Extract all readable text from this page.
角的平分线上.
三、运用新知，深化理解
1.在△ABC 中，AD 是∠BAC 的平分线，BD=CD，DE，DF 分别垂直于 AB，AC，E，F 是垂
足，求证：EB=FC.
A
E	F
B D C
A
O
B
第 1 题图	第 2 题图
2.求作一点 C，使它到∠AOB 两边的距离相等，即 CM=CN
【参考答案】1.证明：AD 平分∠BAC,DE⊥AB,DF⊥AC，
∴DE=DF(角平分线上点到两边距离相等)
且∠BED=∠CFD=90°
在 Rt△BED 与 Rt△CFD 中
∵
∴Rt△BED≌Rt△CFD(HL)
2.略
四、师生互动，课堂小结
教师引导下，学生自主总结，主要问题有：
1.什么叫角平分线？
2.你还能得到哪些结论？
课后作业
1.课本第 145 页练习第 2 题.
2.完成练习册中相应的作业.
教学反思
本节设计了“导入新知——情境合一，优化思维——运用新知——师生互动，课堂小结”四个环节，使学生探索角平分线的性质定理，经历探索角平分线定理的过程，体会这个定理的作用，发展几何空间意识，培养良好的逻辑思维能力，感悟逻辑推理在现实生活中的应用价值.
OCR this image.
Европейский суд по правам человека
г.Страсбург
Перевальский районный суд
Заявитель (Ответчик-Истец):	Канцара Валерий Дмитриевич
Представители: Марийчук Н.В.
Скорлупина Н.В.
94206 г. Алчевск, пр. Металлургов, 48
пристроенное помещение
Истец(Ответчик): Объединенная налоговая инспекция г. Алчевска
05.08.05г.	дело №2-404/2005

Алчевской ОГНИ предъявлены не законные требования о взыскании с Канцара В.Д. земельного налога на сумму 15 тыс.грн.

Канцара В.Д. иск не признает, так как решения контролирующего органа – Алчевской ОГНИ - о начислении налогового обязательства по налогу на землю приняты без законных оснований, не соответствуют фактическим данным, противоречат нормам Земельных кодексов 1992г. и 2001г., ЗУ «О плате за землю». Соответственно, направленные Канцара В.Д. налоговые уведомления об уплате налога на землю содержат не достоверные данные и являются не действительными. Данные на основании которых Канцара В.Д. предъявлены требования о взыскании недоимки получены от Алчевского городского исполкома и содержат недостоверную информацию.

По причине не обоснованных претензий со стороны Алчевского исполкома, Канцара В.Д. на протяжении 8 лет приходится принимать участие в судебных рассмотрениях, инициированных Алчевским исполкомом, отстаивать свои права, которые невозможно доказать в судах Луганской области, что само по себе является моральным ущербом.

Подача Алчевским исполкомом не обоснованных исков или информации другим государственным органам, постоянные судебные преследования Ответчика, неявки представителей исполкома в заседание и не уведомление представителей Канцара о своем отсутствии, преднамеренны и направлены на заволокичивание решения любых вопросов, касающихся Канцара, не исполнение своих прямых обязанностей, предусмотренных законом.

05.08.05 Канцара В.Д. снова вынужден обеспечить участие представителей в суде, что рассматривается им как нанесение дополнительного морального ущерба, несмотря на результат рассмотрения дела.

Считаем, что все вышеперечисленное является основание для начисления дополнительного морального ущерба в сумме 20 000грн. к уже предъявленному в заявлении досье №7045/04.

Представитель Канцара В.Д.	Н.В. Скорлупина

————

What is expected: Set down the material above again, word for word.

Result of this exercise:
Extract all readable text from this page.
角的平分线上.
三、运用新知，深化理解
1.在△ABC 中，AD 是∠BAC 的平分线，BD=CD，DE，DF 分别垂直于 AB，AC，E，F 是垂
足，求证：EB=FC.
A
E	F
B D C
A
O
B
第 1 题图	第 2 题图
2.求作一点 C，使它到∠AOB 两边的距离相等，即 CM=CN
【参考答案】1.证明：AD 平分∠BAC,DE⊥AB,DF⊥AC，
∴DE=DF(角平分线上点到两边距离相等)
且∠BED=∠CFD=90°
在 Rt△BED 与 Rt△CFD 中
∵
∴Rt△BED≌Rt△CFD(HL)
2.略
四、师生互动，课堂小结
教师引导下，学生自主总结，主要问题有：
1.什么叫角平分线？
2.你还能得到哪些结论？
课后作业
1.课本第 145 页练习第 2 题.
2.完成练习册中相应的作业.
教学反思
本节设计了“导入新知——情境合一，优化思维——运用新知——师生互动，课堂小结”四个环节，使学生探索角平分线的性质定理，经历探索角平分线定理的过程，体会这个定理的作用，发展几何空间意识，培养良好的逻辑思维能力，感悟逻辑推理在现实生活中的应用价值.
OCR this image.
Европейский суд по правам человека
г.Страсбург
Перевальский районный суд
Заявитель (Ответчик-Истец):	Канцара Валерий Дмитриевич
Представители: Марийчук Н.В.
Скорлупина Н.В.
94206 г. Алчевск, пр. Металлургов, 48
пристроенное помещение
Истец(Ответчик): Объединенная налоговая инспекция г. Алчевска
05.08.05г.	дело №2-404/2005

Алчевской ОГНИ предъявлены не законные требования о взыскании с Канцара В.Д. земельного налога на сумму 15 тыс.грн.

Канцара В.Д. иск не признает, так как решения контролирующего органа – Алчевской ОГНИ - о начислении налогового обязательства по налогу на землю приняты без законных оснований, не соответствуют фактическим данным, противоречат нормам Земельных кодексов 1992г. и 2001г., ЗУ «О плате за землю». Соответственно, направленные Канцара В.Д. налоговые уведомления об уплате налога на землю содержат не достоверные данные и являются не действительными. Данные на основании которых Канцара В.Д. предъявлены требования о взыскании недоимки получены от Алчевского городского исполкома и содержат недостоверную информацию.

По причине не обоснованных претензий со стороны Алчевского исполкома, Канцара В.Д. на протяжении 8 лет приходится принимать участие в судебных рассмотрениях, инициированных Алчевским исполкомом, отстаивать свои права, которые невозможно доказать в судах Луганской области, что само по себе является моральным ущербом.

Подача Алчевским исполкомом не обоснованных исков или информации другим государственным органам, постоянные судебные преследования Ответчика, неявки представителей исполкома в заседание и не уведомление представителей Канцара о своем отсутствии, преднамеренны и направлены на заволокичивание решения любых вопросов, касающихся Канцара, не исполнение своих прямых обязанностей, предусмотренных законом.

05.08.05 Канцара В.Д. снова вынужден обеспечить участие представителей в суде, что рассматривается им как нанесение дополнительного морального ущерба, несмотря на результат рассмотрения дела.

Считаем, что все вышеперечисленное является основание для начисления дополнительного морального ущерба в сумме 20 000грн. к уже предъявленному в заявлении досье №7045/04.

Представитель Канцара В.Д.	Н.В. Скорлупина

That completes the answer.